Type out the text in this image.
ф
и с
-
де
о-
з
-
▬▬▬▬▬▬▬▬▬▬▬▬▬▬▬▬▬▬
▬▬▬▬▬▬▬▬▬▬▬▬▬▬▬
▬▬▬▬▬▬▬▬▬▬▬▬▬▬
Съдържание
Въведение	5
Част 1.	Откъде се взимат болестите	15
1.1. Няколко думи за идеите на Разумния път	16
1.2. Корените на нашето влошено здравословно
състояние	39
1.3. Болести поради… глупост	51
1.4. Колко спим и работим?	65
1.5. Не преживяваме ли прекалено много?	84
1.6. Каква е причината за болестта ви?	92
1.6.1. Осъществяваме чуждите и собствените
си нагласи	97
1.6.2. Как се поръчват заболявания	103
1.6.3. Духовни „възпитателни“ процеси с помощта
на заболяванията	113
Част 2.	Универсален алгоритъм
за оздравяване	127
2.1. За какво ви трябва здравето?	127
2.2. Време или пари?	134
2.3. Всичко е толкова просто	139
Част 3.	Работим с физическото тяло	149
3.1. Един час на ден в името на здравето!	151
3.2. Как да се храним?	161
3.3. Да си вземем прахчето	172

EXERCISE DETAILS
State how many lines of the records above contain the word "Част", and give only that number.

PROBLEM SOLUTION
3